(Records excerpted from a collection)
________

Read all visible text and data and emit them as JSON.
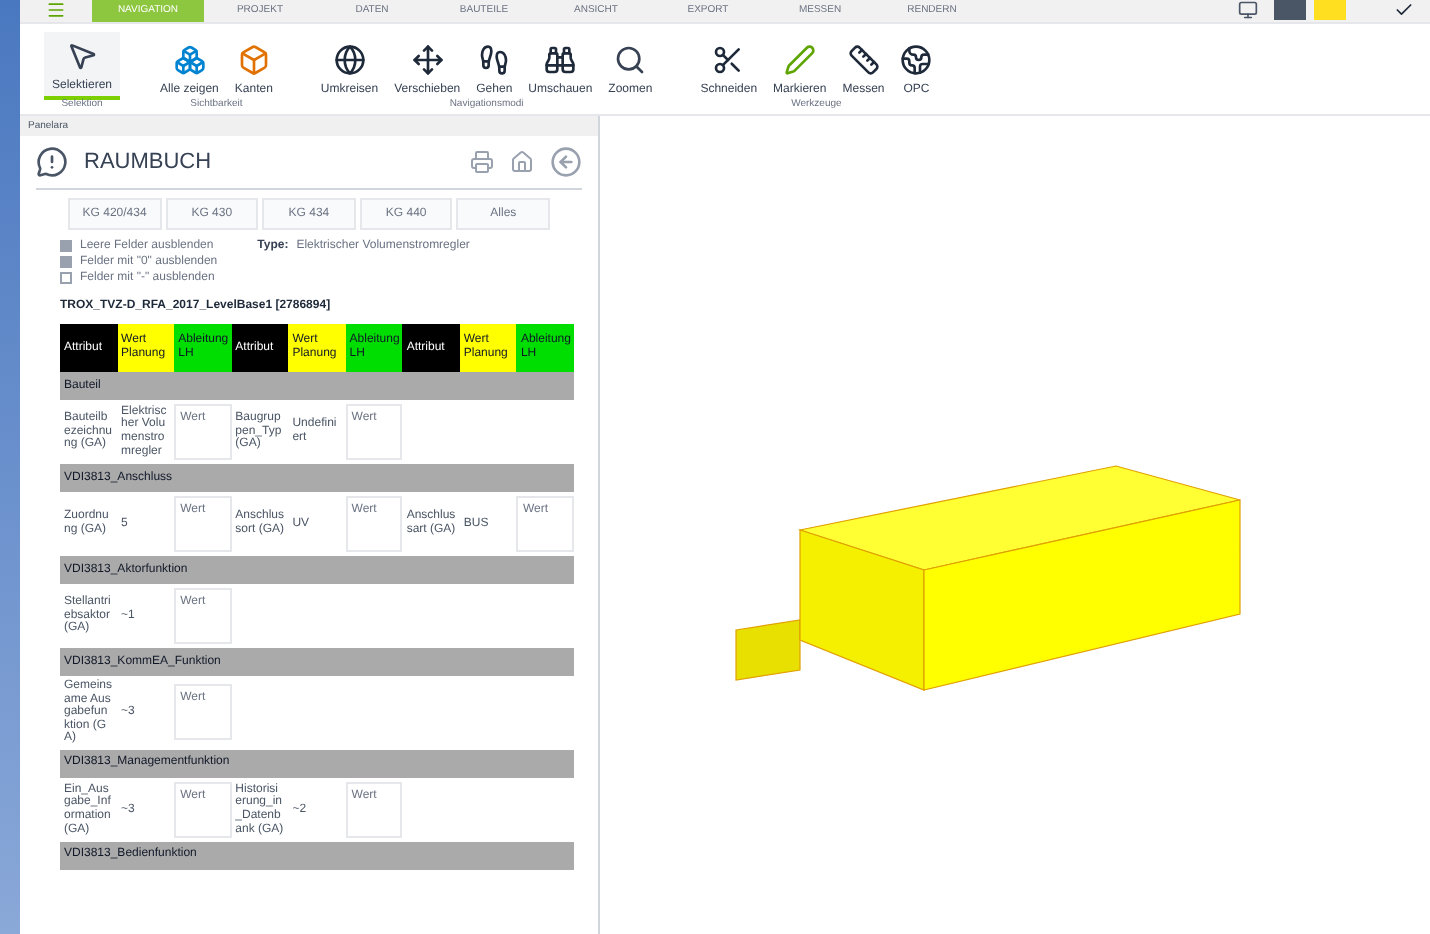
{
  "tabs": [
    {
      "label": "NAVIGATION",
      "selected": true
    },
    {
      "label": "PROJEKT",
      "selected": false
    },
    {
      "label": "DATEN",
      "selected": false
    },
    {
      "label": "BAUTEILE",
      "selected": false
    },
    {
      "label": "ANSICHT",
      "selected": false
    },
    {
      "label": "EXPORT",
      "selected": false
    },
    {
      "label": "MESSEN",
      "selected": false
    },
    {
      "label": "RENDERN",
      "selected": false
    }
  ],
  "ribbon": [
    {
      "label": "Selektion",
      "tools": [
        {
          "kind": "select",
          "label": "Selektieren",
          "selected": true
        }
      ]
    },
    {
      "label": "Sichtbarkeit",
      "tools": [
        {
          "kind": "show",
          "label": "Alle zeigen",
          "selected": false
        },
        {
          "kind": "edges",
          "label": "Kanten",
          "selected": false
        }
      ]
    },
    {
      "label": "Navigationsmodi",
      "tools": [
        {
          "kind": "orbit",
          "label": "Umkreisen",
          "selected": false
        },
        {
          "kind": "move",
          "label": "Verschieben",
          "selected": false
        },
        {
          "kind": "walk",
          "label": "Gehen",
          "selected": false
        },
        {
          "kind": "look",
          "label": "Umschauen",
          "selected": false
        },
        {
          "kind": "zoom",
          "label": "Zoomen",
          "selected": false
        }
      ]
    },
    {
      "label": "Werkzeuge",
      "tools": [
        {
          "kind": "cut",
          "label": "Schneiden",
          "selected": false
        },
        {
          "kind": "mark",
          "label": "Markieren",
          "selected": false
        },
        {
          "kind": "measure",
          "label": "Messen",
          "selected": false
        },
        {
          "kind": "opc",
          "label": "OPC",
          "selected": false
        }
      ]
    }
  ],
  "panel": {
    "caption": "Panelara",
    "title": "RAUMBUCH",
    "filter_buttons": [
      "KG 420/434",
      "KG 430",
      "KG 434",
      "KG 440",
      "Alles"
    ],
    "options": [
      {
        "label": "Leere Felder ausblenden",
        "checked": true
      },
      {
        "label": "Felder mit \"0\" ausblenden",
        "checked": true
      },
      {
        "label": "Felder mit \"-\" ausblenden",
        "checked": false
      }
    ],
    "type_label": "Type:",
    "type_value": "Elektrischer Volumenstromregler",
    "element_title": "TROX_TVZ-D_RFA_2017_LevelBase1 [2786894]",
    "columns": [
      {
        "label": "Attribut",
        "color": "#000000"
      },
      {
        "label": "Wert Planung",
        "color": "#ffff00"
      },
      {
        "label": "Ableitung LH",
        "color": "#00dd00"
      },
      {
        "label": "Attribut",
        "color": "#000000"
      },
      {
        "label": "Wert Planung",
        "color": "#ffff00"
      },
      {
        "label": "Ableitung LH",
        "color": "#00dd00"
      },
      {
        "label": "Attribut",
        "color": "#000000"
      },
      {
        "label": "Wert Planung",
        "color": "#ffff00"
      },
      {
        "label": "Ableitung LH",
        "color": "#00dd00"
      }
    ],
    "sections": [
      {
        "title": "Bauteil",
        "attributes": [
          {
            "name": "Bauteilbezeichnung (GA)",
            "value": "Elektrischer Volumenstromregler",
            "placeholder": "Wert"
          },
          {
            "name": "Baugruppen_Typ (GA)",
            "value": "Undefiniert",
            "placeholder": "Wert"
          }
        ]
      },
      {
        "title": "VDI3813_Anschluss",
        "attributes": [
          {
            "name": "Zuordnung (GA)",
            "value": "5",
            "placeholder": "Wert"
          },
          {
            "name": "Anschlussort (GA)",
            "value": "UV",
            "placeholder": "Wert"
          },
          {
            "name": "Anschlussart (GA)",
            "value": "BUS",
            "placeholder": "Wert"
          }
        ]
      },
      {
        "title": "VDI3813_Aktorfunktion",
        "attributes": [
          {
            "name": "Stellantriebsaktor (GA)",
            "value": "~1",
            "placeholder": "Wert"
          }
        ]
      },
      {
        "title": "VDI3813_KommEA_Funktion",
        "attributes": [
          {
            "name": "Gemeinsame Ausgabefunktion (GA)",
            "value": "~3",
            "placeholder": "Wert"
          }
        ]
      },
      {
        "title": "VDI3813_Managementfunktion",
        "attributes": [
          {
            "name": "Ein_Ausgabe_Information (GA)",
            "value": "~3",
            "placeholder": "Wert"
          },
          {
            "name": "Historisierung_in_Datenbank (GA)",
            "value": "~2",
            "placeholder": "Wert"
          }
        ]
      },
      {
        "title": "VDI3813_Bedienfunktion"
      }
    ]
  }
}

________

**Your goal**.
Find every line that has "Felder" in it, then return those lines.

**Task output**.
        "label": "Leere Felder ausblenden",
        "label": "Felder mit \"0\" ausblenden",
        "label": "Felder mit \"-\" ausblenden",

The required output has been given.